- _GIVEN INSTRUCTION_:
Provide the data again in its entirety, exactly as given.

== EXCERPTED DATA

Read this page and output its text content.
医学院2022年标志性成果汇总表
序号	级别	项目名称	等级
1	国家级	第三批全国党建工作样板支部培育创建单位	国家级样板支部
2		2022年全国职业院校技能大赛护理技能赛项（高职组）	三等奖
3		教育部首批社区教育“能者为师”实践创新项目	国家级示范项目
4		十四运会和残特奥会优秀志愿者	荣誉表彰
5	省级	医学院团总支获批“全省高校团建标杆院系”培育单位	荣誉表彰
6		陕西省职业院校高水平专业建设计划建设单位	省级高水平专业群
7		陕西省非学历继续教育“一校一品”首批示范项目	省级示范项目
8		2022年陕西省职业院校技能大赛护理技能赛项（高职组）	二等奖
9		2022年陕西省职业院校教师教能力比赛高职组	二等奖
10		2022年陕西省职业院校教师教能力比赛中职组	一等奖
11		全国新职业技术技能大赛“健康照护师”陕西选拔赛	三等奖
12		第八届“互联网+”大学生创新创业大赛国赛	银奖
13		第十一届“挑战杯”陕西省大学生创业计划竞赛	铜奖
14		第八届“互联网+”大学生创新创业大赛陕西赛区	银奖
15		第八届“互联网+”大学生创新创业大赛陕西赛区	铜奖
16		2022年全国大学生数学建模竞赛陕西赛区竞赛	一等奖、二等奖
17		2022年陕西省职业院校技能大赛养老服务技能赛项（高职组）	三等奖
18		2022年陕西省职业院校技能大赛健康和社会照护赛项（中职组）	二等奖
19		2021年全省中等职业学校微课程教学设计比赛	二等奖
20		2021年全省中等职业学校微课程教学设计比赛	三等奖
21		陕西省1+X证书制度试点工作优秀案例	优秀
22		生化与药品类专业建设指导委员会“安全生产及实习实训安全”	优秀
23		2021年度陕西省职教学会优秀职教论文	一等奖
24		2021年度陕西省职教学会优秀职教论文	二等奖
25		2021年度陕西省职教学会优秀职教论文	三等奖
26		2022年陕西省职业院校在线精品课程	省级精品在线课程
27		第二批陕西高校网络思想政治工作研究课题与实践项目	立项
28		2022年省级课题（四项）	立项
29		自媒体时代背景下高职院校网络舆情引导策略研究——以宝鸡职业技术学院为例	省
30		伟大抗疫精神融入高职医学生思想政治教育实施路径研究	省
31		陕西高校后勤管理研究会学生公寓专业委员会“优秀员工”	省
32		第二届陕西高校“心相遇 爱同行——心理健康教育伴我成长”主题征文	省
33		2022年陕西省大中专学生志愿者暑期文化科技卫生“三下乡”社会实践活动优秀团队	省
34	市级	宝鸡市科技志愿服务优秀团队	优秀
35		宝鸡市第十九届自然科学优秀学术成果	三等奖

====

- _COMPLETE OUTPUT_:
Read this page and output its text content.
医学院2022年标志性成果汇总表
序号	级别	项目名称	等级
1	国家级	第三批全国党建工作样板支部培育创建单位	国家级样板支部
2		2022年全国职业院校技能大赛护理技能赛项（高职组）	三等奖
3		教育部首批社区教育“能者为师”实践创新项目	国家级示范项目
4		十四运会和残特奥会优秀志愿者	荣誉表彰
5	省级	医学院团总支获批“全省高校团建标杆院系”培育单位	荣誉表彰
6		陕西省职业院校高水平专业建设计划建设单位	省级高水平专业群
7		陕西省非学历继续教育“一校一品”首批示范项目	省级示范项目
8		2022年陕西省职业院校技能大赛护理技能赛项（高职组）	二等奖
9		2022年陕西省职业院校教师教能力比赛高职组	二等奖
10		2022年陕西省职业院校教师教能力比赛中职组	一等奖
11		全国新职业技术技能大赛“健康照护师”陕西选拔赛	三等奖
12		第八届“互联网+”大学生创新创业大赛国赛	银奖
13		第十一届“挑战杯”陕西省大学生创业计划竞赛	铜奖
14		第八届“互联网+”大学生创新创业大赛陕西赛区	银奖
15		第八届“互联网+”大学生创新创业大赛陕西赛区	铜奖
16		2022年全国大学生数学建模竞赛陕西赛区竞赛	一等奖、二等奖
17		2022年陕西省职业院校技能大赛养老服务技能赛项（高职组）	三等奖
18		2022年陕西省职业院校技能大赛健康和社会照护赛项（中职组）	二等奖
19		2021年全省中等职业学校微课程教学设计比赛	二等奖
20		2021年全省中等职业学校微课程教学设计比赛	三等奖
21		陕西省1+X证书制度试点工作优秀案例	优秀
22		生化与药品类专业建设指导委员会“安全生产及实习实训安全”	优秀
23		2021年度陕西省职教学会优秀职教论文	一等奖
24		2021年度陕西省职教学会优秀职教论文	二等奖
25		2021年度陕西省职教学会优秀职教论文	三等奖
26		2022年陕西省职业院校在线精品课程	省级精品在线课程
27		第二批陕西高校网络思想政治工作研究课题与实践项目	立项
28		2022年省级课题（四项）	立项
29		自媒体时代背景下高职院校网络舆情引导策略研究——以宝鸡职业技术学院为例	省
30		伟大抗疫精神融入高职医学生思想政治教育实施路径研究	省
31		陕西高校后勤管理研究会学生公寓专业委员会“优秀员工”	省
32		第二届陕西高校“心相遇 爱同行——心理健康教育伴我成长”主题征文	省
33		2022年陕西省大中专学生志愿者暑期文化科技卫生“三下乡”社会实践活动优秀团队	省
34	市级	宝鸡市科技志愿服务优秀团队	优秀
35		宝鸡市第十九届自然科学优秀学术成果	三等奖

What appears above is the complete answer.